--- Data for this exercise ---

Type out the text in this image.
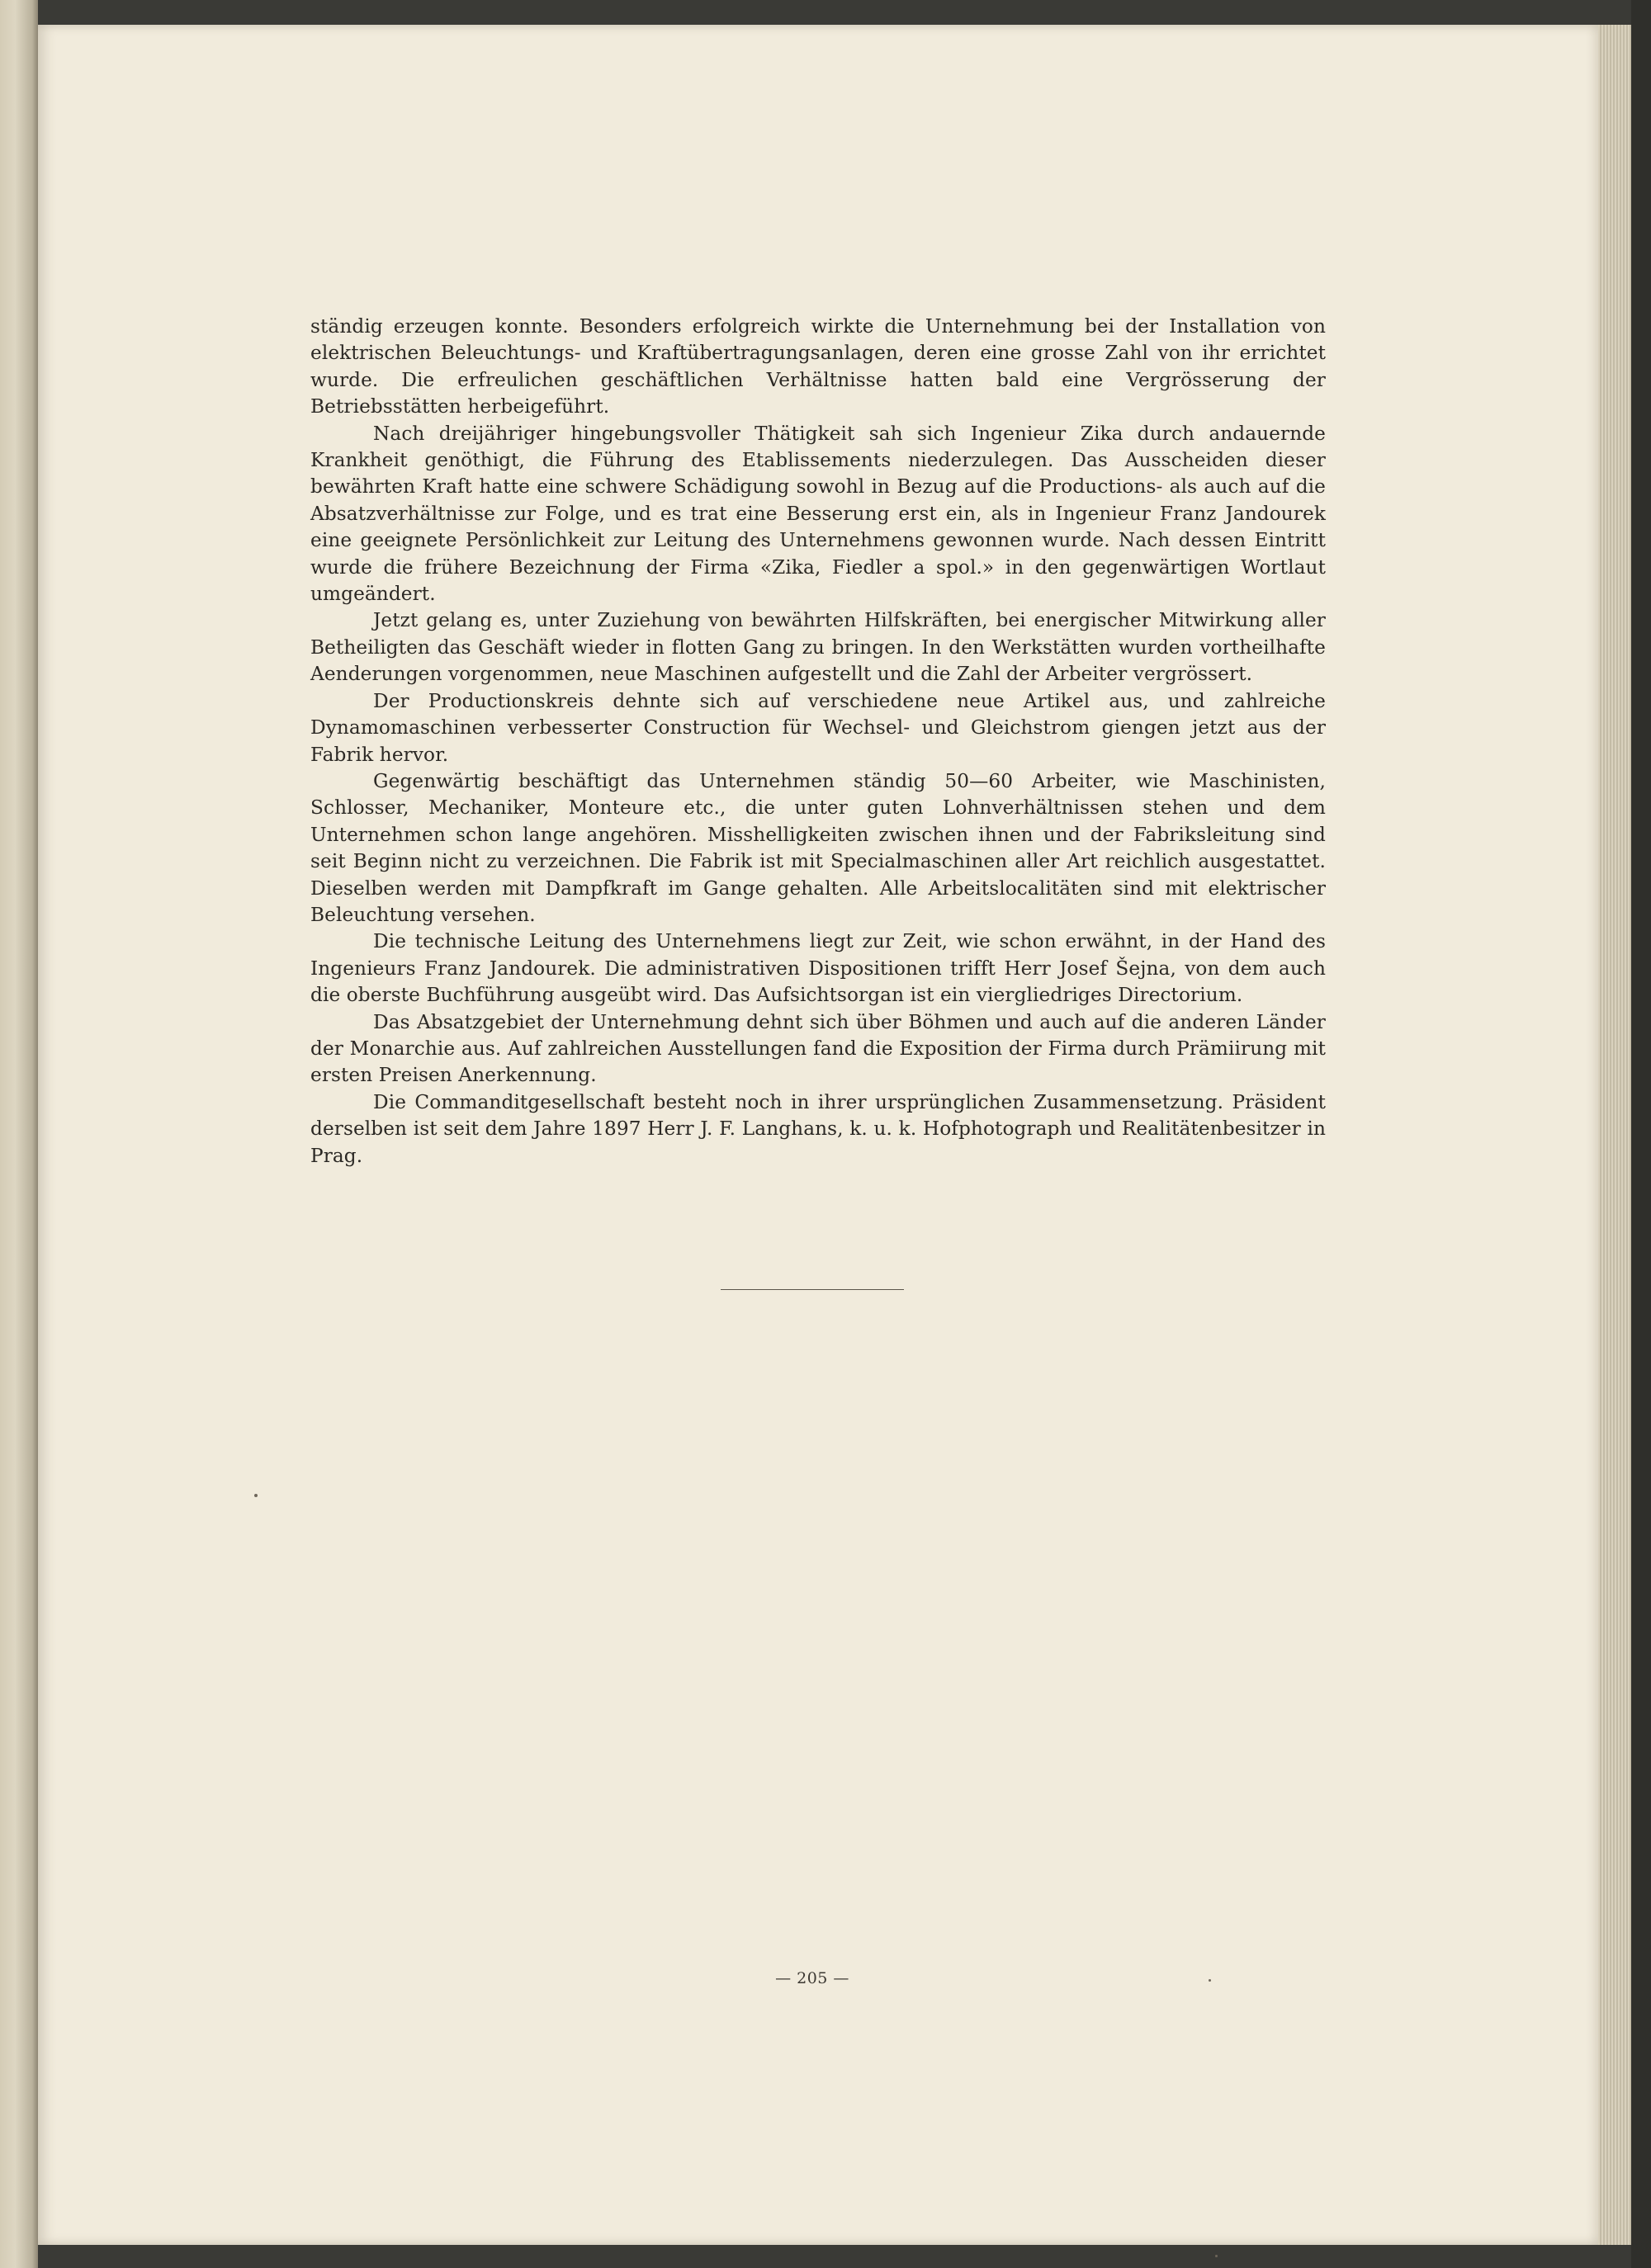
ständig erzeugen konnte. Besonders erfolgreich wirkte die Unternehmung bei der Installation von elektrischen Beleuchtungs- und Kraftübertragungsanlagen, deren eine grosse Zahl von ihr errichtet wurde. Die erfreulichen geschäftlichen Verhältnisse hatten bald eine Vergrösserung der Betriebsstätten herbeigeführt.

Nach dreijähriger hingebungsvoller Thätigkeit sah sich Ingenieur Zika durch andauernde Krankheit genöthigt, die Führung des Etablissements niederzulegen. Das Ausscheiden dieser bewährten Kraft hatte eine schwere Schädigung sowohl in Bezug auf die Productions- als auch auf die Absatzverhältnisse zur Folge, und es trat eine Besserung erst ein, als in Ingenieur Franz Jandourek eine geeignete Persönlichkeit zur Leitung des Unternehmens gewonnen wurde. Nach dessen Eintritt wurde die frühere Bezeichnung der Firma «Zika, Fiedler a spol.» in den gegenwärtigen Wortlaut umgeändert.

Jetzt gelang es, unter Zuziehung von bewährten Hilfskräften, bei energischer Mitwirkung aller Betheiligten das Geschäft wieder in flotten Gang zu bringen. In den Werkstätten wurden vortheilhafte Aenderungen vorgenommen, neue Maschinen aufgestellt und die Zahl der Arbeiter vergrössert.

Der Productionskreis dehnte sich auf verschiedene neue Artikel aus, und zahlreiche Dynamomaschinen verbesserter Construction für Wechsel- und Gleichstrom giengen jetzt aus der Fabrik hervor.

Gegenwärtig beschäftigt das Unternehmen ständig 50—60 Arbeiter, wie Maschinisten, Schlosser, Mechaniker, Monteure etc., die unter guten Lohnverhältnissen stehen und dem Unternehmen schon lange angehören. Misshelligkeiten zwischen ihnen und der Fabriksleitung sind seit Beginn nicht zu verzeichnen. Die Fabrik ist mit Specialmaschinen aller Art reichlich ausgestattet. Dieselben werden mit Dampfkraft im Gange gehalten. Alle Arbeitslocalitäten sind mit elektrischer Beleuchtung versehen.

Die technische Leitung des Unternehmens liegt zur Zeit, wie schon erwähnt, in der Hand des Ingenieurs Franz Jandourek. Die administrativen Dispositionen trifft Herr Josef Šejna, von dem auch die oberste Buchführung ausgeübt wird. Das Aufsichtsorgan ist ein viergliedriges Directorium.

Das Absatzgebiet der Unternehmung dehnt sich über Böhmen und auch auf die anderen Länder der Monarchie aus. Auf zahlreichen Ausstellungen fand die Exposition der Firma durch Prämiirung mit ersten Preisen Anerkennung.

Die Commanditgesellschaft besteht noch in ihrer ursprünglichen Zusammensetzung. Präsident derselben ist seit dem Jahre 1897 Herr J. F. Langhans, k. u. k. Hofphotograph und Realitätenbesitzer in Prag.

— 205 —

---

## Work to complete:
Copy every line of the records above that contains "Unternehmens".

## Your response:
Nach dreijähriger hingebungsvoller Thätigkeit sah sich Ingenieur Zika durch andauernde Krankheit genöthigt, die Führung des Etablissements niederzulegen. Das Ausscheiden dieser bewährten Kraft hatte eine schwere Schädigung sowohl in Bezug auf die Productions- als auch auf die Absatzverhältnisse zur Folge, und es trat eine Besserung erst ein, als in Ingenieur Franz Jandourek eine geeignete Persönlichkeit zur Leitung des Unternehmens gewonnen wurde. Nach dessen Eintritt wurde die frühere Bezeichnung der Firma «Zika, Fiedler a spol.» in den gegenwärtigen Wortlaut umgeändert.
Die technische Leitung des Unternehmens liegt zur Zeit, wie schon erwähnt, in der Hand des Ingenieurs Franz Jandourek. Die administrativen Dispositionen trifft Herr Josef Šejna, von dem auch die oberste Buchführung ausgeübt wird. Das Aufsichtsorgan ist ein viergliedriges Directorium.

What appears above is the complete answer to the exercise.